[Dataset entries]
————
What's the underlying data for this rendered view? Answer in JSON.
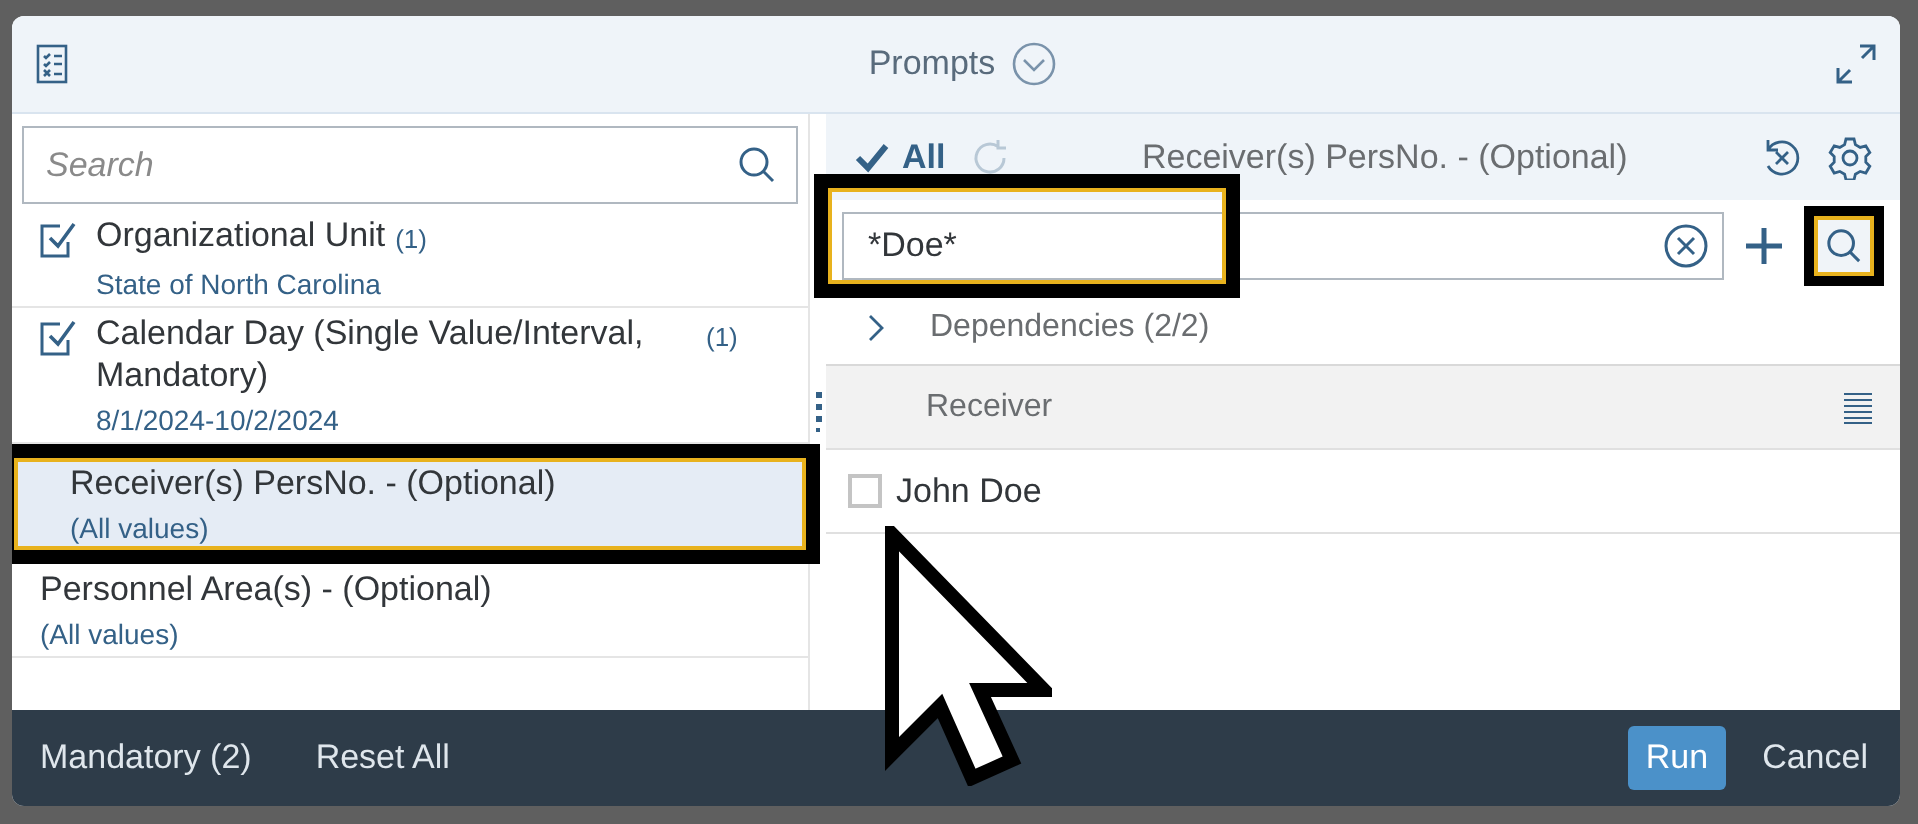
{
  "window": {
    "title": "Prompts"
  },
  "left": {
    "search": {
      "placeholder": "Search"
    },
    "prompts": [
      {
        "title": "Organizational Unit",
        "count": "(1)",
        "value": "State of North Carolina",
        "checked": true,
        "selected": false
      },
      {
        "title": "Calendar Day (Single Value/Interval, Mandatory)",
        "count": "(1)",
        "value": "8/1/2024-10/2/2024",
        "checked": true,
        "selected": false
      },
      {
        "title": "Receiver(s) PersNo. - (Optional)",
        "value": "(All values)",
        "checked": false,
        "selected": true
      },
      {
        "title": "Personnel Area(s) - (Optional)",
        "value": "(All values)",
        "checked": false,
        "selected": false
      }
    ]
  },
  "right": {
    "all_label": "All",
    "title": "Receiver(s) PersNo. - (Optional)",
    "search": {
      "value": "*Doe*"
    },
    "dependencies": {
      "label": "Dependencies (2/2)",
      "expanded": false
    },
    "column": "Receiver",
    "rows": [
      {
        "label": "John Doe",
        "checked": false
      }
    ]
  },
  "footer": {
    "left_buttons": [
      "Mandatory (2)",
      "Reset All"
    ],
    "run": "Run",
    "cancel": "Cancel"
  }
}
————
Given exercise – Search the records for the word "PersNo" and copy every line where it occurs.

Result –
        "title": "Receiver(s) PersNo. - (Optional)",
    "title": "Receiver(s) PersNo. - (Optional)",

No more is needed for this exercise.